## Set task
Pictures don't belong in the copy; print all the records exactly.

========

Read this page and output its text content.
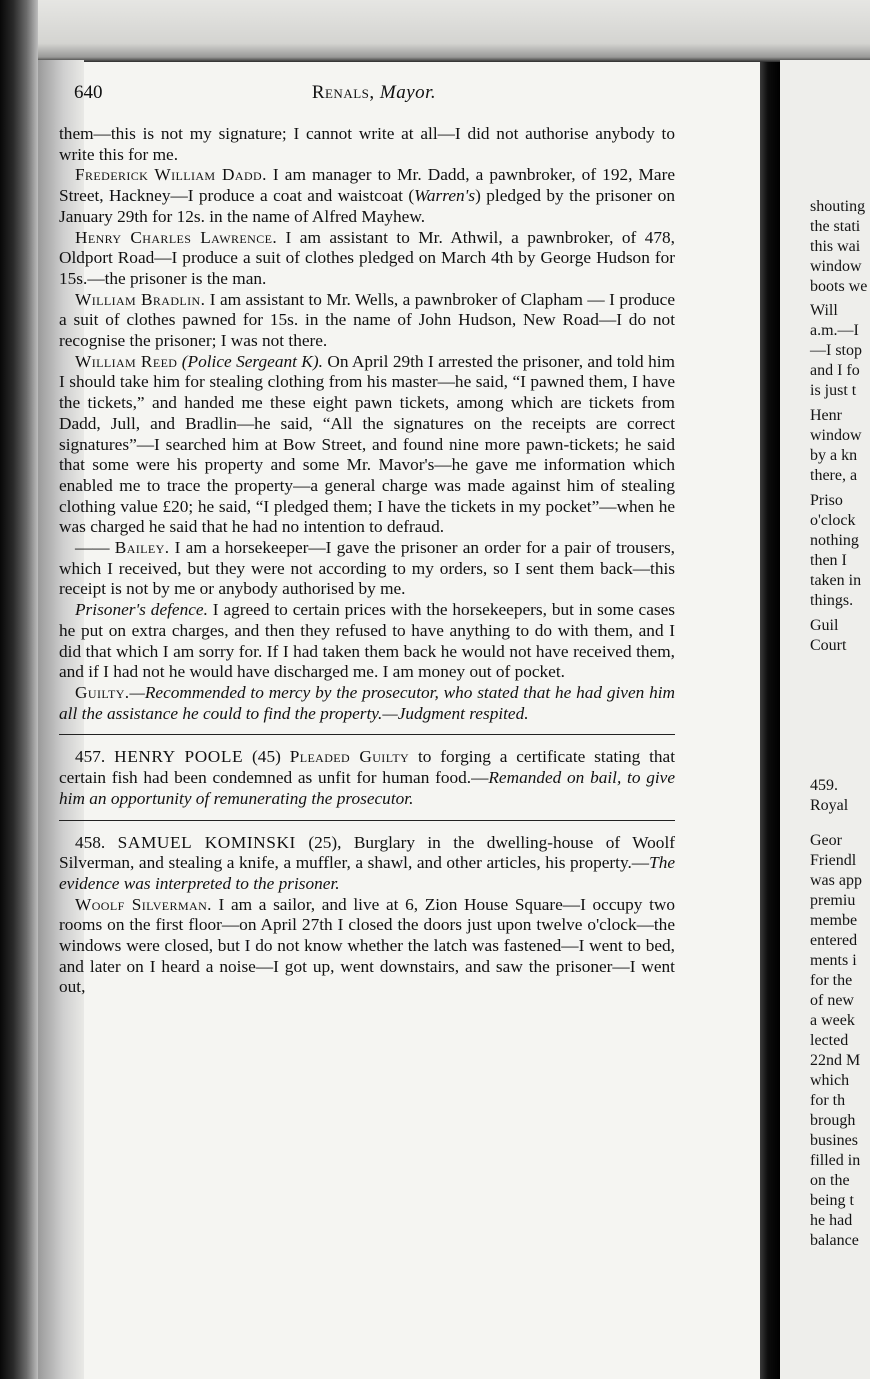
shouting
the stati
this wai
window
boots we
Will
a.m.—I
—I stop
and I fo
is just t
Henr
window
by a kn
there, a
Priso
o'clock
nothing
then I
taken in
things.
Guil
Court
459.
Royal
Geor
Friendl
was app
premiu
membe
entered
ments i
for the
of new
a week
lected
22nd M
which
for th
brough
busines
filled in
on the
being t
he had
balance
640	Renals, Mayor.

them—this is not my signature; I cannot write at all—I did not authorise anybody to write this for me.

Frederick William Dadd. I am manager to Mr. Dadd, a pawnbroker, of 192, Mare Street, Hackney—I produce a coat and waistcoat (Warren's) pledged by the prisoner on January 29th for 12s. in the name of Alfred Mayhew.

Henry Charles Lawrence. I am assistant to Mr. Athwil, a pawnbroker, of 478, Oldport Road—I produce a suit of clothes pledged on March 4th by George Hudson for 15s.—the prisoner is the man.

William Bradlin. I am assistant to Mr. Wells, a pawnbroker of Clapham — I produce a suit of clothes pawned for 15s. in the name of John Hudson, New Road—I do not recognise the prisoner; I was not there.

William Reed (Police Sergeant K). On April 29th I arrested the prisoner, and told him I should take him for stealing clothing from his master—he said, “I pawned them, I have the tickets,” and handed me these eight pawn tickets, among which are tickets from Dadd, Jull, and Bradlin—he said, “All the signatures on the receipts are correct signatures”—I searched him at Bow Street, and found nine more pawn-tickets; he said that some were his property and some Mr. Mavor's—he gave me information which enabled me to trace the property—a general charge was made against him of stealing clothing value £20; he said, “I pledged them; I have the tickets in my pocket”—when he was charged he said that he had no intention to defraud.

—— Bailey. I am a horsekeeper—I gave the prisoner an order for a pair of trousers, which I received, but they were not according to my orders, so I sent them back—this receipt is not by me or anybody authorised by me.

Prisoner's defence. I agreed to certain prices with the horsekeepers, but in some cases he put on extra charges, and then they refused to have anything to do with them, and I did that which I am sorry for. If I had taken them back he would not have received them, and if I had not he would have discharged me. I am money out of pocket.

Guilty.—Recommended to mercy by the prosecutor, who stated that he had given him all the assistance he could to find the property.—Judgment respited.

457. HENRY POOLE (45) Pleaded Guilty to forging a certificate stating that certain fish had been condemned as unfit for human food.—Remanded on bail, to give him an opportunity of remunerating the prosecutor.

458. SAMUEL KOMINSKI (25), Burglary in the dwelling-house of Woolf Silverman, and stealing a knife, a muffler, a shawl, and other articles, his property.—The evidence was interpreted to the prisoner.

Woolf Silverman. I am a sailor, and live at 6, Zion House Square—I occupy two rooms on the first floor—on April 27th I closed the doors just upon twelve o'clock—the windows were closed, but I do not know whether the latch was fastened—I went to bed, and later on I heard a noise—I got up, went downstairs, and saw the prisoner—I went out,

========

## Finished answer
Read this page and output its text content.
shouting
the stati
this wai
window
boots we
Will
a.m.—I
—I stop
and I fo
is just t
Henr
window
by a kn
there, a
Priso
o'clock
nothing
then I
taken in
things.
Guil
Court
459.
Royal
Geor
Friendl
was app
premiu
membe
entered
ments i
for the
of new
a week
lected
22nd M
which
for th
brough
busines
filled in
on the
being t
he had
balance
640	Renals, Mayor.

them—this is not my signature; I cannot write at all—I did not authorise anybody to write this for me.

Frederick William Dadd. I am manager to Mr. Dadd, a pawnbroker, of 192, Mare Street, Hackney—I produce a coat and waistcoat (Warren's) pledged by the prisoner on January 29th for 12s. in the name of Alfred Mayhew.

Henry Charles Lawrence. I am assistant to Mr. Athwil, a pawnbroker, of 478, Oldport Road—I produce a suit of clothes pledged on March 4th by George Hudson for 15s.—the prisoner is the man.

William Bradlin. I am assistant to Mr. Wells, a pawnbroker of Clapham — I produce a suit of clothes pawned for 15s. in the name of John Hudson, New Road—I do not recognise the prisoner; I was not there.

William Reed (Police Sergeant K). On April 29th I arrested the prisoner, and told him I should take him for stealing clothing from his master—he said, “I pawned them, I have the tickets,” and handed me these eight pawn tickets, among which are tickets from Dadd, Jull, and Bradlin—he said, “All the signatures on the receipts are correct signatures”—I searched him at Bow Street, and found nine more pawn-tickets; he said that some were his property and some Mr. Mavor's—he gave me information which enabled me to trace the property—a general charge was made against him of stealing clothing value £20; he said, “I pledged them; I have the tickets in my pocket”—when he was charged he said that he had no intention to defraud.

—— Bailey. I am a horsekeeper—I gave the prisoner an order for a pair of trousers, which I received, but they were not according to my orders, so I sent them back—this receipt is not by me or anybody authorised by me.

Prisoner's defence. I agreed to certain prices with the horsekeepers, but in some cases he put on extra charges, and then they refused to have anything to do with them, and I did that which I am sorry for. If I had taken them back he would not have received them, and if I had not he would have discharged me. I am money out of pocket.

Guilty.—Recommended to mercy by the prosecutor, who stated that he had given him all the assistance he could to find the property.—Judgment respited.

457. HENRY POOLE (45) Pleaded Guilty to forging a certificate stating that certain fish had been condemned as unfit for human food.—Remanded on bail, to give him an opportunity of remunerating the prosecutor.

458. SAMUEL KOMINSKI (25), Burglary in the dwelling-house of Woolf Silverman, and stealing a knife, a muffler, a shawl, and other articles, his property.—The evidence was interpreted to the prisoner.

Woolf Silverman. I am a sailor, and live at 6, Zion House Square—I occupy two rooms on the first floor—on April 27th I closed the doors just upon twelve o'clock—the windows were closed, but I do not know whether the latch was fastened—I went to bed, and later on I heard a noise—I got up, went downstairs, and saw the prisoner—I went out,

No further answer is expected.